INSTRUCTIONS FOR THE TASK → Count each line in which the word "JSON" appears. Reply with the total and nothing more.

DATASET →
+ + + +

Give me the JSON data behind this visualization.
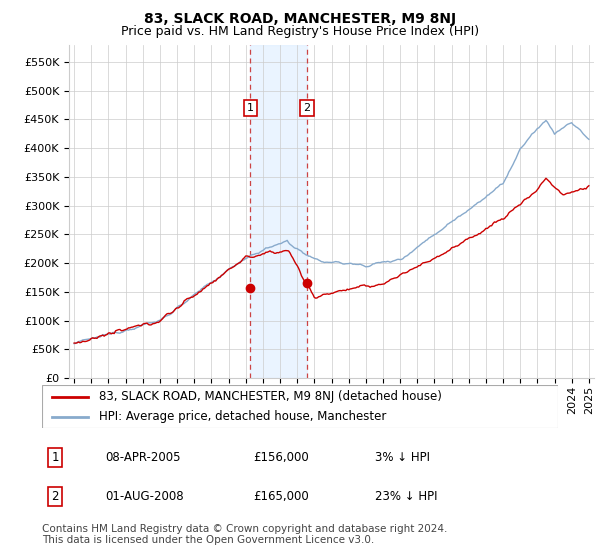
{
  "title": "83, SLACK ROAD, MANCHESTER, M9 8NJ",
  "subtitle": "Price paid vs. HM Land Registry's House Price Index (HPI)",
  "ytick_values": [
    0,
    50000,
    100000,
    150000,
    200000,
    250000,
    300000,
    350000,
    400000,
    450000,
    500000,
    550000
  ],
  "ylim": [
    0,
    580000
  ],
  "xstart_year": 1995,
  "xend_year": 2025,
  "sale1_year": 2005.27,
  "sale1_price": 156000,
  "sale2_year": 2008.58,
  "sale2_price": 165000,
  "legend_entries": [
    "83, SLACK ROAD, MANCHESTER, M9 8NJ (detached house)",
    "HPI: Average price, detached house, Manchester"
  ],
  "table_rows": [
    [
      "1",
      "08-APR-2005",
      "£156,000",
      "3% ↓ HPI"
    ],
    [
      "2",
      "01-AUG-2008",
      "£165,000",
      "23% ↓ HPI"
    ]
  ],
  "footnote": "Contains HM Land Registry data © Crown copyright and database right 2024.\nThis data is licensed under the Open Government Licence v3.0.",
  "line_color_property": "#cc0000",
  "line_color_hpi": "#88aacc",
  "shade_color": "#ddeeff",
  "vline_color": "#cc4444",
  "grid_color": "#cccccc",
  "background_color": "#ffffff",
  "title_fontsize": 10,
  "subtitle_fontsize": 9,
  "tick_fontsize": 8,
  "legend_fontsize": 8.5,
  "table_fontsize": 8.5,
  "footnote_fontsize": 7.5
}
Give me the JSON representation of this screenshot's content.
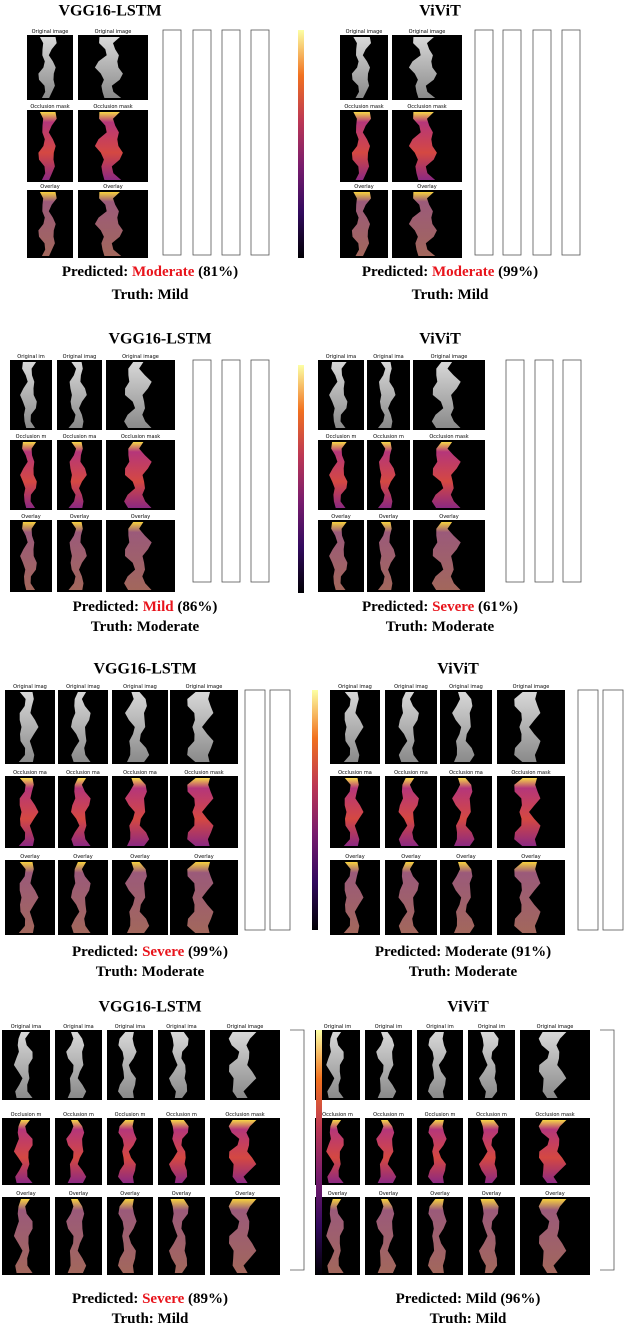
{
  "rows": [
    {
      "panels": [
        {
          "title": "VGG16-LSTM",
          "frame_labels": [
            [
              "Original image",
              "Original image"
            ],
            [
              "Occlusion mask",
              "Occlusion mask"
            ],
            [
              "Overlay",
              "Overlay"
            ]
          ],
          "predicted_prefix": "Predicted:",
          "prediction": "Moderate",
          "prediction_color": "#e8141c",
          "confidence": "(81%)",
          "truth_prefix": "Truth:",
          "truth": "Mild"
        },
        {
          "title": "ViViT",
          "frame_labels": [
            [
              "Original image",
              "Original image"
            ],
            [
              "Occlusion mask",
              "Occlusion mask"
            ],
            [
              "Overlay",
              "Overlay"
            ]
          ],
          "predicted_prefix": "Predicted:",
          "prediction": "Moderate",
          "prediction_color": "#e8141c",
          "confidence": "(99%)",
          "truth_prefix": "Truth:",
          "truth": "Mild"
        }
      ]
    },
    {
      "panels": [
        {
          "title": "VGG16-LSTM",
          "frame_labels": [
            [
              "Original im",
              "Original imag",
              "Original image"
            ],
            [
              "Occlusion m",
              "Occlusion ma",
              "Occlusion mask"
            ],
            [
              "Overlay",
              "Overlay",
              "Overlay"
            ]
          ],
          "predicted_prefix": "Predicted:",
          "prediction": "Mild",
          "prediction_color": "#e8141c",
          "confidence": "(86%)",
          "truth_prefix": "Truth:",
          "truth": "Moderate"
        },
        {
          "title": "ViViT",
          "frame_labels": [
            [
              "Original ima",
              "Original ima",
              "Original image"
            ],
            [
              "Occlusion m",
              "Occlusion m",
              "Occlusion mask"
            ],
            [
              "Overlay",
              "Overlay",
              "Overlay"
            ]
          ],
          "predicted_prefix": "Predicted:",
          "prediction": "Severe",
          "prediction_color": "#e8141c",
          "confidence": "(61%)",
          "truth_prefix": "Truth:",
          "truth": "Moderate"
        }
      ]
    },
    {
      "panels": [
        {
          "title": "VGG16-LSTM",
          "frame_labels": [
            [
              "Original imag",
              "Original imag",
              "Original imag",
              "Original image"
            ],
            [
              "Occlusion ma",
              "Occlusion ma",
              "Occlusion ma",
              "Occlusion mask"
            ],
            [
              "Overlay",
              "Overlay",
              "Overlay",
              "Overlay"
            ]
          ],
          "predicted_prefix": "Predicted:",
          "prediction": "Severe",
          "prediction_color": "#e8141c",
          "confidence": "(99%)",
          "truth_prefix": "Truth:",
          "truth": "Moderate"
        },
        {
          "title": "ViViT",
          "frame_labels": [
            [
              "Original imag",
              "Original imag",
              "Original imag",
              "Original image"
            ],
            [
              "Occlusion ma",
              "Occlusion ma",
              "Occlusion ma",
              "Occlusion mask"
            ],
            [
              "Overlay",
              "Overlay",
              "Overlay",
              "Overlay"
            ]
          ],
          "predicted_prefix": "Predicted:",
          "prediction": "Moderate",
          "prediction_color": "#000000",
          "confidence": "(91%)",
          "truth_prefix": "Truth:",
          "truth": "Moderate"
        }
      ]
    },
    {
      "panels": [
        {
          "title": "VGG16-LSTM",
          "frame_labels": [
            [
              "Original ima",
              "Original ima",
              "Original ima",
              "Original ima",
              "Original image"
            ],
            [
              "Occlusion m",
              "Occlusion m",
              "Occlusion m",
              "Occlusion m",
              "Occlusion mask"
            ],
            [
              "Overlay",
              "Overlay",
              "Overlay",
              "Overlay",
              "Overlay"
            ]
          ],
          "predicted_prefix": "Predicted:",
          "prediction": "Severe",
          "prediction_color": "#e8141c",
          "confidence": "(89%)",
          "truth_prefix": "Truth:",
          "truth": "Mild"
        },
        {
          "title": "ViViT",
          "frame_labels": [
            [
              "Original im",
              "Original im",
              "Original im",
              "Original im",
              "Original image"
            ],
            [
              "Occlusion m",
              "Occlusion m",
              "Occlusion m",
              "Occlusion m",
              "Occlusion mask"
            ],
            [
              "Overlay",
              "Overlay",
              "Overlay",
              "Overlay",
              "Overlay"
            ]
          ],
          "predicted_prefix": "Predicted:",
          "prediction": "Mild",
          "prediction_color": "#000000",
          "confidence": "(96%)",
          "truth_prefix": "Truth:",
          "truth": "Mild"
        }
      ]
    }
  ]
}
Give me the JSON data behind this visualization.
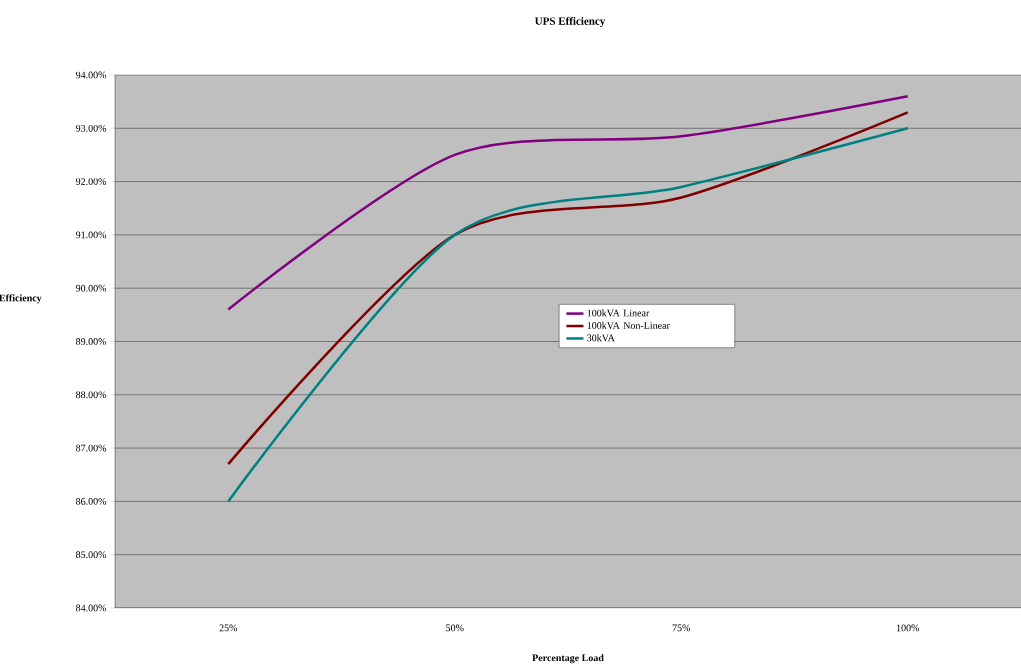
{
  "chart_data": {
    "type": "line",
    "title": "UPS Efficiency",
    "xlabel": "Percentage Load",
    "ylabel": "Efficiency",
    "categories": [
      "25%",
      "50%",
      "75%",
      "100%"
    ],
    "series": [
      {
        "name": "100kVA Linear",
        "color": "#800080",
        "values": [
          89.6,
          92.5,
          92.85,
          93.6
        ]
      },
      {
        "name": "100kVA Non-Linear",
        "color": "#800000",
        "values": [
          86.7,
          91.0,
          91.7,
          93.3
        ]
      },
      {
        "name": "30kVA",
        "color": "#008080",
        "values": [
          86.0,
          91.0,
          91.9,
          93.0
        ]
      }
    ],
    "ylim": [
      84,
      94
    ],
    "yticks": [
      {
        "value": 84,
        "label": "84.00%"
      },
      {
        "value": 85,
        "label": "85.00%"
      },
      {
        "value": 86,
        "label": "86.00%"
      },
      {
        "value": 87,
        "label": "87.00%"
      },
      {
        "value": 88,
        "label": "88.00%"
      },
      {
        "value": 89,
        "label": "89.00%"
      },
      {
        "value": 90,
        "label": "90.00%"
      },
      {
        "value": 91,
        "label": "91.00%"
      },
      {
        "value": 92,
        "label": "92.00%"
      },
      {
        "value": 93,
        "label": "93.00%"
      },
      {
        "value": 94,
        "label": "94.00%"
      }
    ],
    "grid": "y",
    "legend": "center",
    "marker": "none",
    "line_style": "solid"
  }
}
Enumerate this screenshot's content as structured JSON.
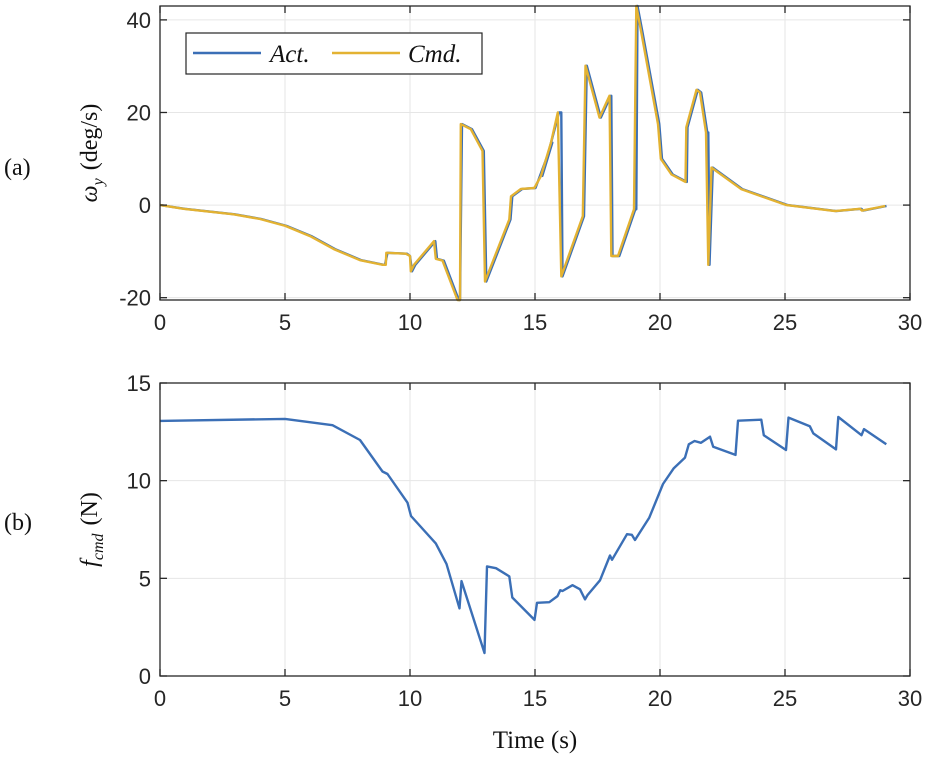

+ + + +

COMPLETE RESPONSE → 4